— YOUR GOAL —
Gather all lines with the word "icon" in them.

[START]

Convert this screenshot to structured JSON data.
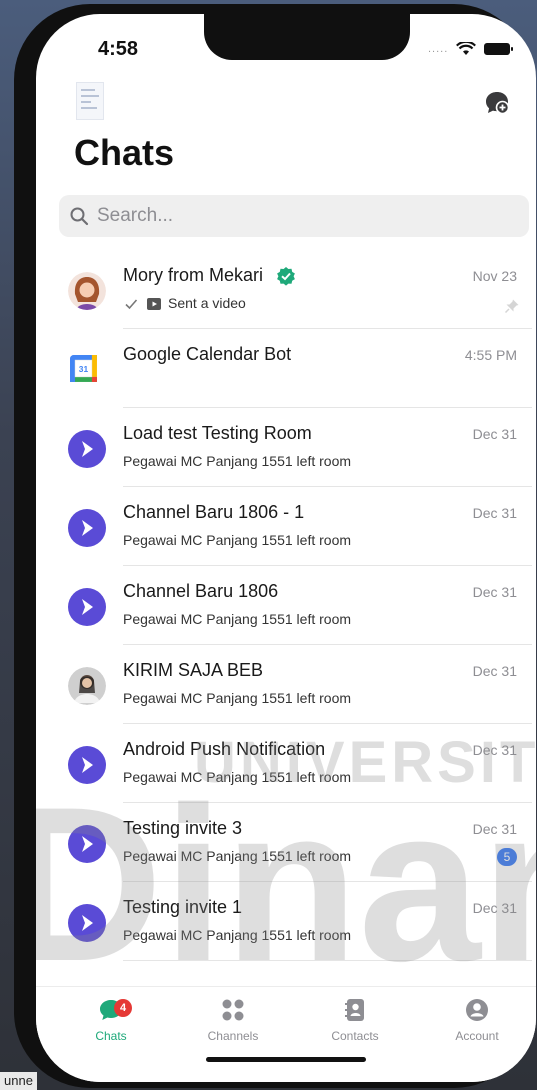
{
  "status_bar": {
    "time": "4:58",
    "signal": "....."
  },
  "header": {
    "title": "Chats"
  },
  "search": {
    "placeholder": "Search..."
  },
  "chats": [
    {
      "title": "Mory from Mekari",
      "subtitle": "Sent a video",
      "time": "Nov 23",
      "avatar": "person-illustration",
      "verified": true,
      "pinned": true,
      "read_receipt": true
    },
    {
      "title": "Google Calendar Bot",
      "subtitle": "",
      "time": "4:55 PM",
      "avatar": "google-calendar-icon"
    },
    {
      "title": "Load test Testing Room",
      "subtitle": "Pegawai MC Panjang 1551 left room",
      "time": "Dec 31",
      "avatar": "brand-logo"
    },
    {
      "title": "Channel Baru 1806 - 1",
      "subtitle": "Pegawai MC Panjang 1551 left room",
      "time": "Dec 31",
      "avatar": "brand-logo"
    },
    {
      "title": "Channel Baru 1806",
      "subtitle": "Pegawai MC Panjang 1551 left room",
      "time": "Dec 31",
      "avatar": "brand-logo"
    },
    {
      "title": "KIRIM SAJA BEB",
      "subtitle": "Pegawai MC Panjang 1551 left room",
      "time": "Dec 31",
      "avatar": "photo"
    },
    {
      "title": "Android Push Notification",
      "subtitle": "Pegawai MC Panjang 1551 left room",
      "time": "Dec 31",
      "avatar": "brand-logo"
    },
    {
      "title": "Testing invite 3",
      "subtitle": "Pegawai MC Panjang 1551 left room",
      "time": "Dec 31",
      "avatar": "brand-logo",
      "unread": "5"
    },
    {
      "title": "Testing invite 1",
      "subtitle": "Pegawai MC Panjang 1551 left room",
      "time": "Dec 31",
      "avatar": "brand-logo"
    }
  ],
  "tabs": [
    {
      "label": "Chats",
      "icon": "chat-bubble-icon",
      "badge": "4",
      "active": true
    },
    {
      "label": "Channels",
      "icon": "grid-dots-icon"
    },
    {
      "label": "Contacts",
      "icon": "contact-book-icon"
    },
    {
      "label": "Account",
      "icon": "user-circle-icon"
    }
  ],
  "watermark": {
    "text_top": "UNIVERSITA",
    "text_big": "Dinan"
  },
  "caption": {
    "text": "unne"
  },
  "colors": {
    "accent": "#1fa97a",
    "brand": "#5a4bd6",
    "badge_red": "#e53935",
    "badge_blue": "#3478f6",
    "verified": "#1fa97a"
  }
}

[END]

— RESPONSE BELOW —
      "avatar": "google-calendar-icon"
      "icon": "chat-bubble-icon",
      "icon": "grid-dots-icon"
      "icon": "contact-book-icon"
      "icon": "user-circle-icon"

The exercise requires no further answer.